Work to complete: Write out the forum post below, starting at "Because of weather" and ending at "felt really good.", and replace "bus" with "train".

Text for analysis Block Start

Because of weather conditions I didn’t drive, but took the bus. At 8 p.m. he began to worry about me getting home safely, and wanted me to leave. I know it was out of concern for me, and I haven’t seen too much of this side lately, so it felt really good.
So, I am breathing a bit easier.
I am 78 years of age – we have been married 43 years, but dated about 7 years before that. He knows he can trust me, but he’s still scared and feels vulnerable.
I am now seriously considering this LTC home for him, even though it was not on our list of favourites. The meals are excellent, and the patients seem to be happy and treated kindly and respectfully (have been observing today, and talking with a few).
Mary 75, the home I was considering yesterday was private, and the fees were about 3 times the amount regularly charged. I felt so desperate yesterday, but after all of the advice from the board, and the events of today, there is such relief. I will keep in mind your suggestion of having an aide help if things don’t go right. Hadn’t thought of that.
Jhourney, there are two other LTCs that we are on the wait list for – one has a really excellent rating, but the wait lists for these are about 6 months.
Kycaregiver, we have been having PSWs come in for a few months, at first for 2 hours 4 days a week, and evenings for 45 minutes, but there were always so many different people, and it is disruptive trying to work about mealtimes, etc. They were just for respite to get him used to new people, and I was having to spend the time with them in order to make him comfortable – his language skills have taken a real bad hit. About 2 weeks ago we changed the routine to have a PSW come in the mornings to help with bathing and dressing. It also was difficult to work around.
Another reason for his anxiety probably is that his doctor and gerontologist have told him he has to go into care, and he doesn’t know what to expect, plus all the different PSWs (while very helpful) have confused him. Sometimes he would say ‘can’t we just stay alone’. He’s always been very quiet and private.

Text for analysis Block End
Extracted data Block Start

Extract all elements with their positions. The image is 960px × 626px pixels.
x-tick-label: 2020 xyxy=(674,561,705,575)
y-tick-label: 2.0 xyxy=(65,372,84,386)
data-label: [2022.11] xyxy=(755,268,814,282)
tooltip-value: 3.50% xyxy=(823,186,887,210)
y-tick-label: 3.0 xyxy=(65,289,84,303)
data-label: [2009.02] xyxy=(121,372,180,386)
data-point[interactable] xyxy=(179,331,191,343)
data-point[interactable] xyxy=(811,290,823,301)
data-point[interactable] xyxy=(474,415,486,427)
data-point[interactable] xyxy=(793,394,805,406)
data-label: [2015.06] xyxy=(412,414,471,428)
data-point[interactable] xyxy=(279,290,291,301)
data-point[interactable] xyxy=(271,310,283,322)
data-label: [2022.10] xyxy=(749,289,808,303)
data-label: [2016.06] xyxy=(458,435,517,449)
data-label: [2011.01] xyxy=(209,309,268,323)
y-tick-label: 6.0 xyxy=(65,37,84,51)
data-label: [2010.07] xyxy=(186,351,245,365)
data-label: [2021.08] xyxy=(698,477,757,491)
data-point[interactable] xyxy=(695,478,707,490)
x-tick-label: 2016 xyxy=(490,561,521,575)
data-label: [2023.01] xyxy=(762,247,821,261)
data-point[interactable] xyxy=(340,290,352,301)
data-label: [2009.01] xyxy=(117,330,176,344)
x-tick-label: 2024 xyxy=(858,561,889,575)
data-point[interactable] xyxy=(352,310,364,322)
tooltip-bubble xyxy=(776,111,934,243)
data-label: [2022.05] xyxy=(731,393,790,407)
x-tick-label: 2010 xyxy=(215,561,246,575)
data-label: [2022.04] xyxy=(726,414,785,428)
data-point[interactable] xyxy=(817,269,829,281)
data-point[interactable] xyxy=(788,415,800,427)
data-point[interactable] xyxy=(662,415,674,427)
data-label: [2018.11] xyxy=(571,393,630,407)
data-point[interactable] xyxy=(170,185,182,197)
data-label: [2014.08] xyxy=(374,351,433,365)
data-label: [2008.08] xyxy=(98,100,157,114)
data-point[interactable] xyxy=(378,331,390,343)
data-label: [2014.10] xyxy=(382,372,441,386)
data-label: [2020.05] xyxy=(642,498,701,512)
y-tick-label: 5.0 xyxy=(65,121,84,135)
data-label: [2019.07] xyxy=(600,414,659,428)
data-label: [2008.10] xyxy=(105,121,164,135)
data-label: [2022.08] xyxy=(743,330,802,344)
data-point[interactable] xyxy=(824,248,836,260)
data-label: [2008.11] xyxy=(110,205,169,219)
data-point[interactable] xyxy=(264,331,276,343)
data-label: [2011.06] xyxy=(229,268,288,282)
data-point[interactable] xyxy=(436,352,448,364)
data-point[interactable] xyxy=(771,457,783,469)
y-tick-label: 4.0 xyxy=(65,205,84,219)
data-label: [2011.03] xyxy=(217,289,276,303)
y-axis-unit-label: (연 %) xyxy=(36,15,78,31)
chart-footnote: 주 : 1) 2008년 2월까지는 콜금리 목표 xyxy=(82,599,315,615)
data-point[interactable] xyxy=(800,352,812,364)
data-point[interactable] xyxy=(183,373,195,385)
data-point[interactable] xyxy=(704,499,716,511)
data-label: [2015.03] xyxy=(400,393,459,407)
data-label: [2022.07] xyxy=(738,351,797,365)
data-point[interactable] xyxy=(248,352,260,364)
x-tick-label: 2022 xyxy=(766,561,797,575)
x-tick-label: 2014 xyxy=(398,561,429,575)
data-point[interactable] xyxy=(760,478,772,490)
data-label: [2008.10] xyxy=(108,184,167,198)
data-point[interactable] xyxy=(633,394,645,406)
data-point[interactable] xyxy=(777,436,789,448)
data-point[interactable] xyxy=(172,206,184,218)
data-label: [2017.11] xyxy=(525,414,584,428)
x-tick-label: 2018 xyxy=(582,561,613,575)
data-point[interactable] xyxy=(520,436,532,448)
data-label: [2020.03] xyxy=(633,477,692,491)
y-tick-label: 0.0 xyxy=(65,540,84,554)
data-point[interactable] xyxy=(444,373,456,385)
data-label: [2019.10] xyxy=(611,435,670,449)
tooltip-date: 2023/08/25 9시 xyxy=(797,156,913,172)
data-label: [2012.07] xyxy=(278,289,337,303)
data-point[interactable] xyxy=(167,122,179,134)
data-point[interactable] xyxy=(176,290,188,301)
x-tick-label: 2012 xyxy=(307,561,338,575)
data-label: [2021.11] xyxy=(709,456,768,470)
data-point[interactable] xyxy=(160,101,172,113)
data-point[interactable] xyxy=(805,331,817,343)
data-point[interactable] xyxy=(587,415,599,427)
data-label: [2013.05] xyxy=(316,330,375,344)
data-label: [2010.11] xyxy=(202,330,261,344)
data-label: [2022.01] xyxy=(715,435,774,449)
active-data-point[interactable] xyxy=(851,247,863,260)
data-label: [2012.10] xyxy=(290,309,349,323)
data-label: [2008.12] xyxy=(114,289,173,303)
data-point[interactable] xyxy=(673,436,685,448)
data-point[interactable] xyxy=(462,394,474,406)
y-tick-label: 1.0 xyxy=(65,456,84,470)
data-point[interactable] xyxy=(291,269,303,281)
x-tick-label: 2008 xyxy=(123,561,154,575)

Extracted data Block End

Response to this task:
Because of weather conditions I didn’t drive, but took the train. At 8 p.m. he began to worry about me getting home safely, and wanted me to leave. I know it was out of concern for me, and I haven’t seen too much of this side lately, so it felt really good.